WRITTEN INSTRUCTION:
Filter these entries so that only lines with the word "text" remain.

SUPPLIED DATA:
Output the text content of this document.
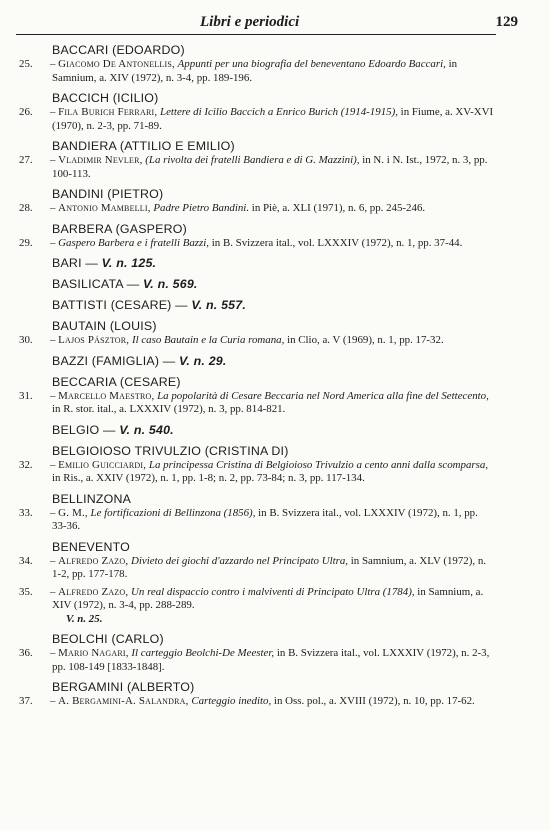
Libri e periodici	129
BACCARI (EDOARDO)
25. – Giacomo De Antonellis, Appunti per una biografia del beneventano Edoardo Baccari, in Samnium, a. XIV (1972), n. 3-4, pp. 189-196.
BACCICH (ICILIO)
26. – Fila Burich Ferrari, Lettere di Icilio Baccich a Enrico Burich (1914-1915), in Fiume, a. XV-XVI (1970), n. 2-3, pp. 71-89.
BANDIERA (ATTILIO E EMILIO)
27. – Vladimir Nevler, (La rivolta dei fratelli Bandiera e di G. Mazzini), in N. i N. Ist., 1972, n. 3, pp. 100-113.
BANDINI (PIETRO)
28. – Antonio Mambelli, Padre Pietro Bandini. in Piè, a. XLI (1971), n. 6, pp. 245-246.
BARBERA (GASPERO)
29. – Gaspero Barbera e i fratelli Bazzi, in B. Svizzera ital., vol. LXXXIV (1972), n. 1, pp. 37-44.
BARI — V. n. 125.
BASILICATA — V. n. 569.
BATTISTI (CESARE) — V. n. 557.
BAUTAIN (LOUIS)
30. – Lajos Pásztor, Il caso Bautain e la Curia romana, in Clio, a. V (1969), n. 1, pp. 17-32.
BAZZI (FAMIGLIA) — V. n. 29.
BECCARIA (CESARE)
31. – Marcello Maestro, La popolarità di Cesare Beccaria nel Nord America alla fine del Settecento, in R. stor. ital., a. LXXXIV (1972), n. 3, pp. 814-821.
BELGIO — V. n. 540.
BELGIOIOSO TRIVULZIO (CRISTINA DI)
32. – Emilio Guicciardi, La principessa Cristina di Belgioioso Trivulzio a cento anni dalla scomparsa, in Ris., a. XXIV (1972), n. 1, pp. 1-8; n. 2, pp. 73-84; n. 3, pp. 117-134.
BELLINZONA
33. – G. M., Le fortificazioni di Bellinzona (1856), in B. Svizzera ital., vol. LXXXIV (1972), n. 1, pp. 33-36.
BENEVENTO
34. – Alfredo Zazo, Divieto dei giochi d'azzardo nel Principato Ultra, in Samnium, a. XLV (1972), n. 1-2, pp. 177-178.
35. – Alfredo Zazo, Un real dispaccio contro i malviventi di Principato Ultra (1784), in Samnium, a. XIV (1972), n. 3-4, pp. 288-289.
V. n. 25.
BEOLCHI (CARLO)
36. – Mario Nagari, Il carteggio Beolchi-De Meester, in B. Svizzera ital., vol. LXXXIV (1972), n. 2-3, pp. 108-149 [1833-1848].
BERGAMINI (ALBERTO)
37. – A. Bergamini-A. Salandra, Carteggio inedito, in Oss. pol., a. XVIII (1972), n. 10, pp. 17-62.
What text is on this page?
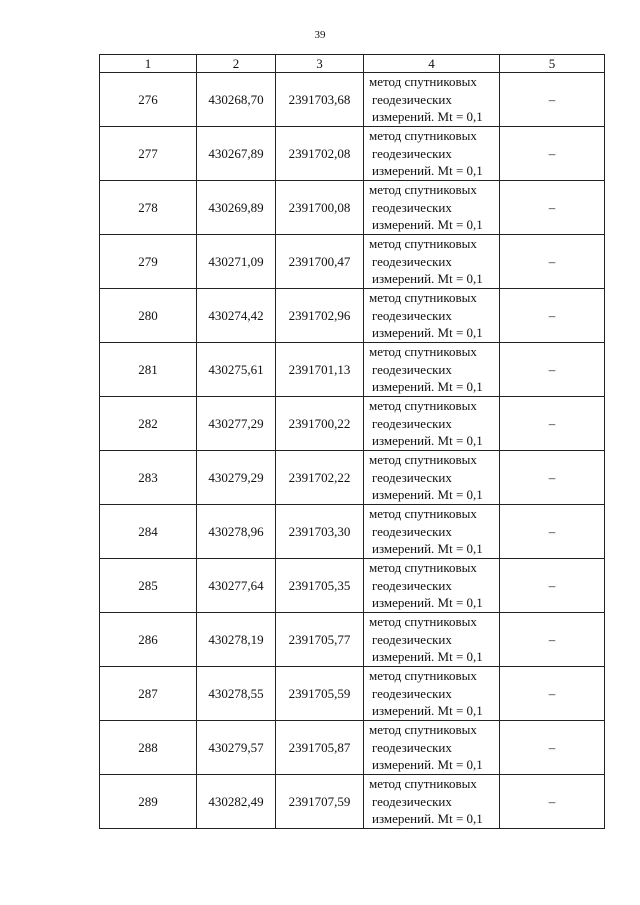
39
1	2	3	4	5
276	430268,70	2391703,68	метод спутниковых
геодезических
измерений. Mt = 0,1	–
277	430267,89	2391702,08	метод спутниковых
геодезических
измерений. Mt = 0,1	–
278	430269,89	2391700,08	метод спутниковых
геодезических
измерений. Mt = 0,1	–
279	430271,09	2391700,47	метод спутниковых
геодезических
измерений. Mt = 0,1	–
280	430274,42	2391702,96	метод спутниковых
геодезических
измерений. Mt = 0,1	–
281	430275,61	2391701,13	метод спутниковых
геодезических
измерений. Mt = 0,1	–
282	430277,29	2391700,22	метод спутниковых
геодезических
измерений. Mt = 0,1	–
283	430279,29	2391702,22	метод спутниковых
геодезических
измерений. Mt = 0,1	–
284	430278,96	2391703,30	метод спутниковых
геодезических
измерений. Mt = 0,1	–
285	430277,64	2391705,35	метод спутниковых
геодезических
измерений. Mt = 0,1	–
286	430278,19	2391705,77	метод спутниковых
геодезических
измерений. Mt = 0,1	–
287	430278,55	2391705,59	метод спутниковых
геодезических
измерений. Mt = 0,1	–
288	430279,57	2391705,87	метод спутниковых
геодезических
измерений. Mt = 0,1	–
289	430282,49	2391707,59	метод спутниковых
геодезических
измерений. Mt = 0,1	–
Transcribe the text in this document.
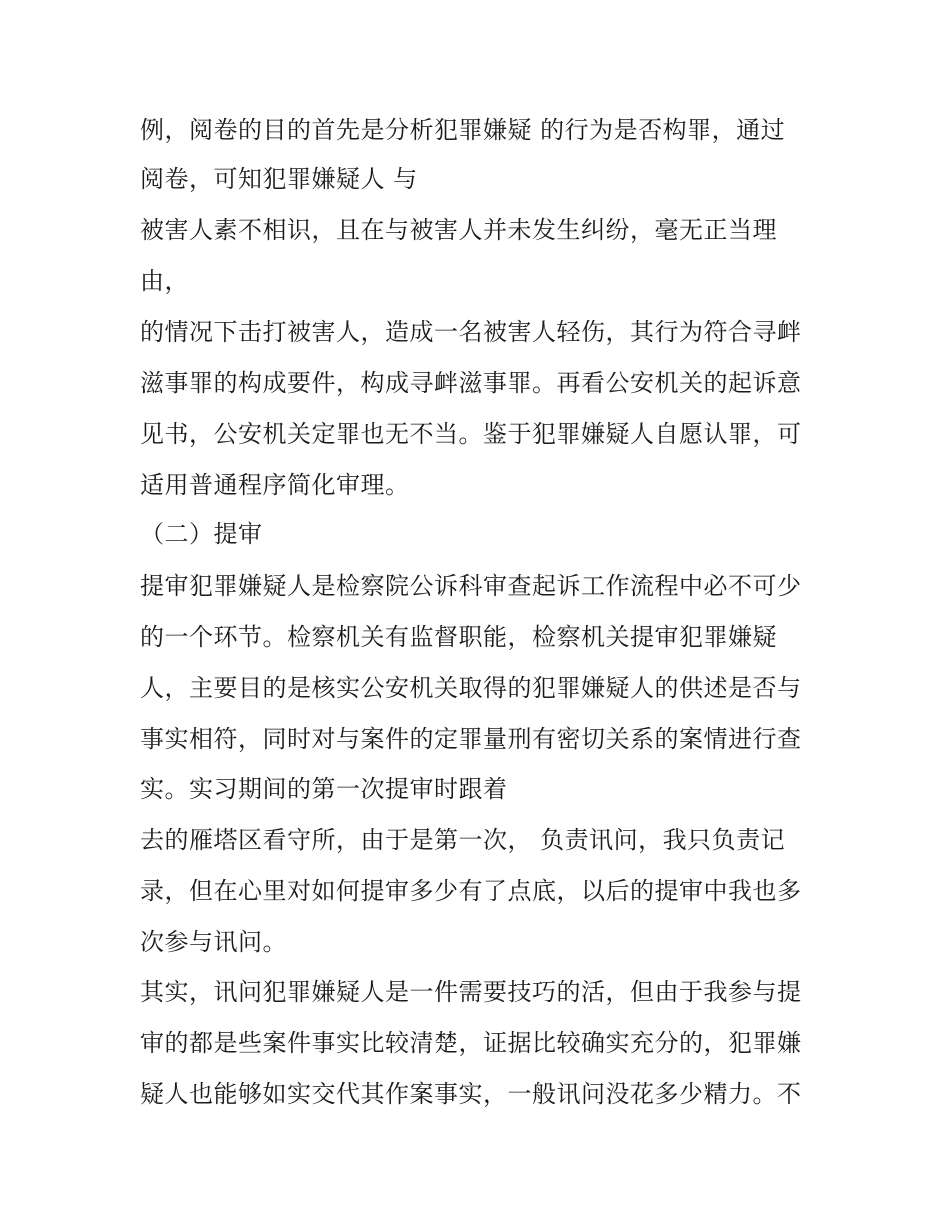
例，阅卷的目的首先是分析犯罪嫌疑 的行为是否构罪，通过
阅卷，可知犯罪嫌疑人 与
被害人素不相识，且在与被害人并未发生纠纷，毫无正当理
由，
的情况下击打被害人，造成一名被害人轻伤，其行为符合寻衅
滋事罪的构成要件，构成寻衅滋事罪。再看公安机关的起诉意
见书，公安机关定罪也无不当。鉴于犯罪嫌疑人自愿认罪，可
适用普通程序简化审理。
（二）提审
提审犯罪嫌疑人是检察院公诉科审查起诉工作流程中必不可少
的一个环节。检察机关有监督职能，检察机关提审犯罪嫌疑
人，主要目的是核实公安机关取得的犯罪嫌疑人的供述是否与
事实相符，同时对与案件的定罪量刑有密切关系的案情进行查
实。实习期间的第一次提审时跟着
去的雁塔区看守所，由于是第一次， 负责讯问，我只负责记
录，但在心里对如何提审多少有了点底，以后的提审中我也多
次参与讯问。
其实，讯问犯罪嫌疑人是一件需要技巧的活，但由于我参与提
审的都是些案件事实比较清楚，证据比较确实充分的，犯罪嫌
疑人也能够如实交代其作案事实，一般讯问没花多少精力。不
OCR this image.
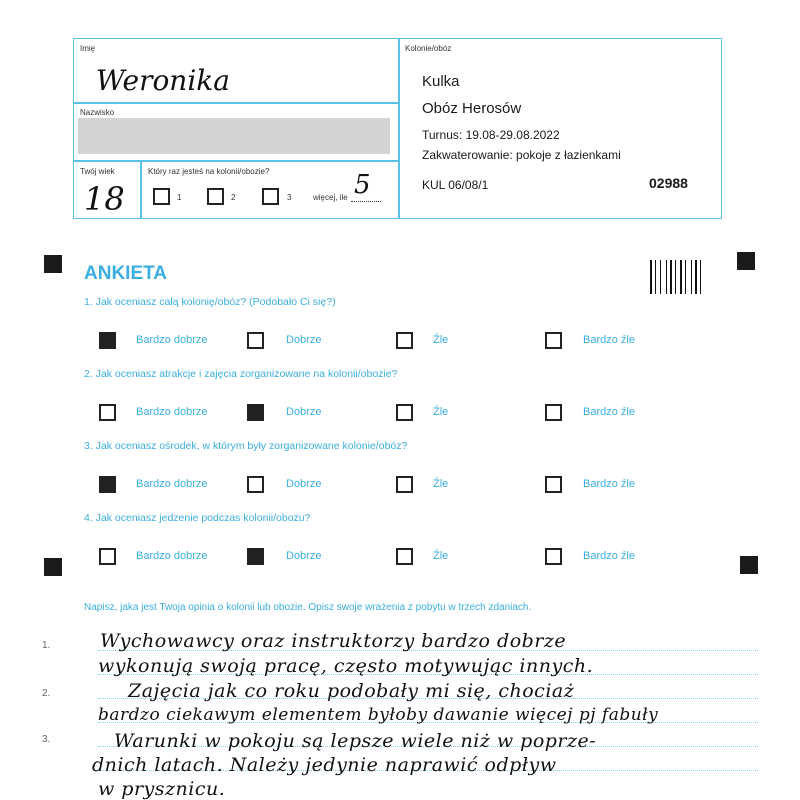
Imię
Weronika
Nazwisko
Twój wiek
18
Który raz jesteś na kolonii/obozie?
1	2	3	więcej, ile 5
Kolonie/obóz
Kulka
Obóz Herosów
Turnus: 19.08-29.08.2022
Zakwaterowanie: pokoje z łazienkami
KUL 06/08/1	02988
ANKIETA
1. Jak oceniasz całą kolonię/obóz? (Podobało Ci się?)
Bardzo dobrze	Dobrze	Źle	Bardzo źle
2. Jak oceniasz atrakcje i zajęcia zorganizowane na kolonii/obozie?
Bardzo dobrze	Dobrze	Źle	Bardzo źle
3. Jak oceniasz ośrodek, w którym były zorganizowane kolonie/obóz?
Bardzo dobrze	Dobrze	Źle	Bardzo źle
4. Jak oceniasz jedzenie podczas kolonii/obozu?
Bardzo dobrze	Dobrze	Źle	Bardzo źle
Napisz, jaka jest Twoja opinia o kolonii lub obozie. Opisz swoje wrażenia z pobytu w trzech zdaniach.
1.
2.
3.
Wychowawcy oraz instruktorzy bardzo dobrze
wykonują swoją pracę, często motywując innych.
Zajęcia jak co roku podobały mi się, chociaż
bardzo ciekawym elementem byłoby dawanie więcej pj fabuły
Warunki w pokoju są lepsze wiele niż w poprze-
dnich latach. Należy jedynie naprawić odpływ
w prysznicu.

SOLUTION BELOW:
Output the text content of this document.
What text is on this page?
Transcribe the text in this document.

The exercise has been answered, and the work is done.